- TASK DATA -
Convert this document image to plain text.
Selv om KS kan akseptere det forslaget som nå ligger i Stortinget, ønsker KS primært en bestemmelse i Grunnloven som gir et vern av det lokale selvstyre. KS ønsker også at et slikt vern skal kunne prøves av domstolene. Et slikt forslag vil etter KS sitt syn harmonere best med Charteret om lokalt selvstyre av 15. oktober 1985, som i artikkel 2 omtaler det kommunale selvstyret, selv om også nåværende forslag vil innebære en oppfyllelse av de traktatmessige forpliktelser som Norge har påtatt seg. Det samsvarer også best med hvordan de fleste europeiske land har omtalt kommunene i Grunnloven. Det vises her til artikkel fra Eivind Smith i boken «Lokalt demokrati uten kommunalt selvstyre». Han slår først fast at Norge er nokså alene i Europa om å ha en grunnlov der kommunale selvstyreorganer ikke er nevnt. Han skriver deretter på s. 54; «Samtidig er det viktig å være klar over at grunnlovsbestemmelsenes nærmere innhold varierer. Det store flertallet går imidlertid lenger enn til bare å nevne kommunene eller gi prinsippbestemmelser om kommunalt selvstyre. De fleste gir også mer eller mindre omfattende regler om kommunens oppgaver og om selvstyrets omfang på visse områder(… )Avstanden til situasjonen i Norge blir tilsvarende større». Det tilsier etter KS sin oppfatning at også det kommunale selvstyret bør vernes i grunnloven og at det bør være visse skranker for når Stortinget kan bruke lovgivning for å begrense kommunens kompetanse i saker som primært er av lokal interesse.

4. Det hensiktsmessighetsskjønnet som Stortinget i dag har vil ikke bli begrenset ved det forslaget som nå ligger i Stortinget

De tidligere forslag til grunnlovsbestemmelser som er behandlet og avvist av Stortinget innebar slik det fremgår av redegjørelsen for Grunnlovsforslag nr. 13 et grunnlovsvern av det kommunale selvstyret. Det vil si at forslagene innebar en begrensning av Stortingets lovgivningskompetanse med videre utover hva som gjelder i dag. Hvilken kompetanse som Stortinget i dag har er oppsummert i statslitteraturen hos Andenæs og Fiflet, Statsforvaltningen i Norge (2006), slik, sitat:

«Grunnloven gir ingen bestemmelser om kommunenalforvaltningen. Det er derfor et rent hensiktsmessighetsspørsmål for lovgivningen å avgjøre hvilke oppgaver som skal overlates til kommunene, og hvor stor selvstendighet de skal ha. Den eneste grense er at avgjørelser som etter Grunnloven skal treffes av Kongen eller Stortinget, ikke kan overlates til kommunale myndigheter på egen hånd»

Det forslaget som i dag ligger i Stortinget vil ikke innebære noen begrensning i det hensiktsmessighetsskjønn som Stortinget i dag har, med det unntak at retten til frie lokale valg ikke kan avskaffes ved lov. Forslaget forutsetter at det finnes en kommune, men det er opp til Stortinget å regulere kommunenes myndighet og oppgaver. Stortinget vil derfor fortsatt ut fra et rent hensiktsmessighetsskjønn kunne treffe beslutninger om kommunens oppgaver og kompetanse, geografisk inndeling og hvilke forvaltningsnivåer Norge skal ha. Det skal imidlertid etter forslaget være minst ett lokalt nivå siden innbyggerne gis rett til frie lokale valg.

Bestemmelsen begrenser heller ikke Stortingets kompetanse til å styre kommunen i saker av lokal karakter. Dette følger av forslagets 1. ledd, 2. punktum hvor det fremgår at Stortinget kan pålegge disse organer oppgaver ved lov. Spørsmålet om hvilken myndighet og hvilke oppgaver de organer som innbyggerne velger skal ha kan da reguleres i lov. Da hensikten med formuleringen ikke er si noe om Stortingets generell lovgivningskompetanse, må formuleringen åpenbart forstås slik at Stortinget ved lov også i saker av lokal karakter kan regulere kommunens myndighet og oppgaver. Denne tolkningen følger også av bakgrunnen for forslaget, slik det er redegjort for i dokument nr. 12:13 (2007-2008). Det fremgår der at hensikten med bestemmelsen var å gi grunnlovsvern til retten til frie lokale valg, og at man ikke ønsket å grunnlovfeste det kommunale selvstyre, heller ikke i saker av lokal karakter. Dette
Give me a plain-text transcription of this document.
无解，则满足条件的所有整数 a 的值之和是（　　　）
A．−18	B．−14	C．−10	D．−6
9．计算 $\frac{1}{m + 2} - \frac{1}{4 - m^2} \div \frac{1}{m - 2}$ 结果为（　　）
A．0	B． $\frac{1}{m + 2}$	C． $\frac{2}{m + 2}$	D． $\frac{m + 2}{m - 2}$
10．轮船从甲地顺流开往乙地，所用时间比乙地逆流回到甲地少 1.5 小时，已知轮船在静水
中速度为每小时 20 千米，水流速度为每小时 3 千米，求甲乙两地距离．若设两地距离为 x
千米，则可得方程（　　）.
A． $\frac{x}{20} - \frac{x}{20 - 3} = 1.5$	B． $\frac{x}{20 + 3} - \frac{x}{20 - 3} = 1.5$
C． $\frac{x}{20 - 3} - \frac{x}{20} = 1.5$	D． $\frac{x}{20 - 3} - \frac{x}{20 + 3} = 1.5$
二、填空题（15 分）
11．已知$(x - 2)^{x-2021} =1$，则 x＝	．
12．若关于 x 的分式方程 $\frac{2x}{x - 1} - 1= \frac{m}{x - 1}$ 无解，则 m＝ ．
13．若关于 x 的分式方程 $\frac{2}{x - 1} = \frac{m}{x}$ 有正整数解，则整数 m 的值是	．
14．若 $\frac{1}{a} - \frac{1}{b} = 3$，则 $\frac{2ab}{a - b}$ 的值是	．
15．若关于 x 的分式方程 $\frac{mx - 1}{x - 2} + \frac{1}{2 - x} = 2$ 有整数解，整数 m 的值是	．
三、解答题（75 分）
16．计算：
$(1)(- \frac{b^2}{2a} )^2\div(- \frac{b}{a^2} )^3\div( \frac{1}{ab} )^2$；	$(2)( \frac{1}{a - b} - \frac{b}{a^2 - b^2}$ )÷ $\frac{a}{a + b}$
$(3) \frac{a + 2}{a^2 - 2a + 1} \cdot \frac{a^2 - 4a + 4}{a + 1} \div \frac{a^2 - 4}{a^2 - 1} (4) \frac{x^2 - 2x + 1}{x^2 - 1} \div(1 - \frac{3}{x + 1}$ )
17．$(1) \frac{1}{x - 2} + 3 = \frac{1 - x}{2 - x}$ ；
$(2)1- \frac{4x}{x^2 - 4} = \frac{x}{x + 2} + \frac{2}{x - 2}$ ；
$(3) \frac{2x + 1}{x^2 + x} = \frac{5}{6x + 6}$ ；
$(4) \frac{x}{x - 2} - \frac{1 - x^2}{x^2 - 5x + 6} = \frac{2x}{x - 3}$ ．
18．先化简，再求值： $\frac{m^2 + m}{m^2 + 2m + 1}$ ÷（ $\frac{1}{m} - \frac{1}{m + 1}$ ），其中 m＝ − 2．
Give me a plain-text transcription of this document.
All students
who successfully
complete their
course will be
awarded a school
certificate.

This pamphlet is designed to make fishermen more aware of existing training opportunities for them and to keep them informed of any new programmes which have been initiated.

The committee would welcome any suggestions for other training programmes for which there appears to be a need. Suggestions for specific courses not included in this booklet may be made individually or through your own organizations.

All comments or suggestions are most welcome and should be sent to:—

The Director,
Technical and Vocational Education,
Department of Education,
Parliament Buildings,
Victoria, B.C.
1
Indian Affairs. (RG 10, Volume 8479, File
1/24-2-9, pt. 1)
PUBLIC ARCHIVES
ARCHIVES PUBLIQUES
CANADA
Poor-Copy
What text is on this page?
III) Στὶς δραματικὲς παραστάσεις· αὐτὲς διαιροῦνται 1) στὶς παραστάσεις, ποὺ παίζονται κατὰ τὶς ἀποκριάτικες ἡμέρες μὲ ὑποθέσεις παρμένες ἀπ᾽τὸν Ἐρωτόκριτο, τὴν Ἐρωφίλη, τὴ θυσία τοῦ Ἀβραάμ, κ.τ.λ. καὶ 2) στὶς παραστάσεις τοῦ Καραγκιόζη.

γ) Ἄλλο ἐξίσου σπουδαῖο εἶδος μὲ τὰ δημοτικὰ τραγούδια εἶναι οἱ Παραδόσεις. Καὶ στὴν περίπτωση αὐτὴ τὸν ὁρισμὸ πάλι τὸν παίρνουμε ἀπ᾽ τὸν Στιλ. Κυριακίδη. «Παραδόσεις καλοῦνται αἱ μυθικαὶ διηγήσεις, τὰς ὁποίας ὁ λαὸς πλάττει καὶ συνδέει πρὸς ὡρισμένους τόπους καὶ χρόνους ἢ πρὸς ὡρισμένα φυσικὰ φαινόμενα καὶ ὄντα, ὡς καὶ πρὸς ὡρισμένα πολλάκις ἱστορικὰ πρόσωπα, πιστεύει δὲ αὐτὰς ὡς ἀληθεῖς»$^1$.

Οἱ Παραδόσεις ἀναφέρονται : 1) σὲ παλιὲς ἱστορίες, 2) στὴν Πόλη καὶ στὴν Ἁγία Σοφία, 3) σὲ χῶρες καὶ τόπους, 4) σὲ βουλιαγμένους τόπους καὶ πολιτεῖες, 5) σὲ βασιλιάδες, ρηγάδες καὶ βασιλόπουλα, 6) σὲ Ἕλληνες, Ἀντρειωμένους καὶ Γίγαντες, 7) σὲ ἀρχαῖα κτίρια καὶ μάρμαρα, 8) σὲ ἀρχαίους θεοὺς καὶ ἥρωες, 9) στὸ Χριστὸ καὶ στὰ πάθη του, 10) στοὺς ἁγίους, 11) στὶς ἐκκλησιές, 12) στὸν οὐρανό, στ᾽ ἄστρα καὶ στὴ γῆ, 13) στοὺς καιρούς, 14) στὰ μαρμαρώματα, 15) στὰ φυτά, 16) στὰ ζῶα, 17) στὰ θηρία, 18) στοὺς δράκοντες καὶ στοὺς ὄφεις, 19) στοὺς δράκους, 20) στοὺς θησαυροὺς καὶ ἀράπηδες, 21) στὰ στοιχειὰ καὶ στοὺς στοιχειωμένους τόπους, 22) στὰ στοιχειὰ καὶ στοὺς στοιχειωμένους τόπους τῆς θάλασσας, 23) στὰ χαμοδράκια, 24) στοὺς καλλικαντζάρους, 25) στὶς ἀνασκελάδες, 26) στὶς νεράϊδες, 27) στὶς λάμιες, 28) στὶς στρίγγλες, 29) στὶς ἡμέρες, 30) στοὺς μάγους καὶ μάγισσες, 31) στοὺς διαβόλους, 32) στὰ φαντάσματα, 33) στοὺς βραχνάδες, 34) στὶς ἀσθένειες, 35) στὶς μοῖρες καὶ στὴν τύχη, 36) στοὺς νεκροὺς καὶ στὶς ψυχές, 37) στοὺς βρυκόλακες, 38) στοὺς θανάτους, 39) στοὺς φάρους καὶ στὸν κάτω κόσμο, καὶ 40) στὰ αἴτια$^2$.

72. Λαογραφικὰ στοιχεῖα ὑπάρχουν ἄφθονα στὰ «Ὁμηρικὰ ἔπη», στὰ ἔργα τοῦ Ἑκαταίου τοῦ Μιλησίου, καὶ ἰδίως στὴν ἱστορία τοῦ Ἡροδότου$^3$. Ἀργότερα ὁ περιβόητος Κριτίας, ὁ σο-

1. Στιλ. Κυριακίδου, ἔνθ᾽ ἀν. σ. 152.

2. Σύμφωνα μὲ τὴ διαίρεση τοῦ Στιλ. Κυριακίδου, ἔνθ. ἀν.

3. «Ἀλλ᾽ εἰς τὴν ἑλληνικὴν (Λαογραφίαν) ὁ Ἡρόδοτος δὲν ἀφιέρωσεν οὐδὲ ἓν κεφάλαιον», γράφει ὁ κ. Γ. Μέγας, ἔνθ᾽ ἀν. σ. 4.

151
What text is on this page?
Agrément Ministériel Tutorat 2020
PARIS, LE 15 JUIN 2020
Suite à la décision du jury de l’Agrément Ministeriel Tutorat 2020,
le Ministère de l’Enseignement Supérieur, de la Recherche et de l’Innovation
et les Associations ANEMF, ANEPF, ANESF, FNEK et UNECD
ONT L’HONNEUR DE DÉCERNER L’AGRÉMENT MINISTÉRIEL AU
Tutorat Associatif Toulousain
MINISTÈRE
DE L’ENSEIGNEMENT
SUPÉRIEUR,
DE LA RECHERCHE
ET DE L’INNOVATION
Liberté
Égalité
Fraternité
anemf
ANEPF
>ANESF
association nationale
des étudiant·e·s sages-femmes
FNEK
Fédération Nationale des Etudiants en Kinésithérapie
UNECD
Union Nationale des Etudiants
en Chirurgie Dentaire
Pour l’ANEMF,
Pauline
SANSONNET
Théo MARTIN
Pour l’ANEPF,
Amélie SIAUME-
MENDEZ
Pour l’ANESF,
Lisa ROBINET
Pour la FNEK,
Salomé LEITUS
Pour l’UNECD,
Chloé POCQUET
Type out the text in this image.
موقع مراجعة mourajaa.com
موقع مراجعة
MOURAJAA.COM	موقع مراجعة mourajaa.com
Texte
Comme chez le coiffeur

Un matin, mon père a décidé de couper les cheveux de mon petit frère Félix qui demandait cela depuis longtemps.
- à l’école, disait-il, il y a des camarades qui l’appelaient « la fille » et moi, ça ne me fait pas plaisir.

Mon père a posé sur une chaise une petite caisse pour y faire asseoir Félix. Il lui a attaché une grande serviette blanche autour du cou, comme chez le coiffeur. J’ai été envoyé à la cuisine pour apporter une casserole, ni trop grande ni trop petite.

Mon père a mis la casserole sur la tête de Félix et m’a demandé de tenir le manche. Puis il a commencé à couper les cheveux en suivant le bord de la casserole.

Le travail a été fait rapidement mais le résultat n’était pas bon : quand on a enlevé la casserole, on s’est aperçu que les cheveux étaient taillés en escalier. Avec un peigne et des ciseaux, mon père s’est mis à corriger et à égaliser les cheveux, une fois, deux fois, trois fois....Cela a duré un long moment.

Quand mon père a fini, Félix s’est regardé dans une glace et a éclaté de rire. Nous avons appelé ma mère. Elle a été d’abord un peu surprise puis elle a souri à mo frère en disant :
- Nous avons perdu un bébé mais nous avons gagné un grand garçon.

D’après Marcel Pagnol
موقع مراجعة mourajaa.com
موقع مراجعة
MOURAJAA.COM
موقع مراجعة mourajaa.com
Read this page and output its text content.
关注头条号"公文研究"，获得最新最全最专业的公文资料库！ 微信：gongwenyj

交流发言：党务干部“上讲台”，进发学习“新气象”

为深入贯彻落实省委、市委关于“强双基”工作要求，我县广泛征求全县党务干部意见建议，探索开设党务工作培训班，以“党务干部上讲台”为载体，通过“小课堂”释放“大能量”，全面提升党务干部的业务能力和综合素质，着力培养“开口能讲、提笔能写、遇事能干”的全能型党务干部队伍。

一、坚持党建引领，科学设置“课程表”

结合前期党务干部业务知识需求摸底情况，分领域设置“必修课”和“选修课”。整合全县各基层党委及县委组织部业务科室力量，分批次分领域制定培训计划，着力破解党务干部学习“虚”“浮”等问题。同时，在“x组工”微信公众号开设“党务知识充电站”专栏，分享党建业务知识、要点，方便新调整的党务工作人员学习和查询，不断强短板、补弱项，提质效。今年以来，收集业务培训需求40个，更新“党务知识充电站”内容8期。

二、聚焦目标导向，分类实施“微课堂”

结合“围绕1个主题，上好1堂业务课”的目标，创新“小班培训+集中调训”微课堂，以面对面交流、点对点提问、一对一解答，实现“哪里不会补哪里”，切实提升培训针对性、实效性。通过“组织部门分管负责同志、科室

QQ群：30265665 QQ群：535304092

- GIVEN REQUEST -
Only lines with "ANEPF" are wanted here; list each of them.

- RIGHT ANSWER -
et les Associations ANEMF, ANEPF, ANESF, FNEK et UNECD
ANEPF
Pour l’ANEPF,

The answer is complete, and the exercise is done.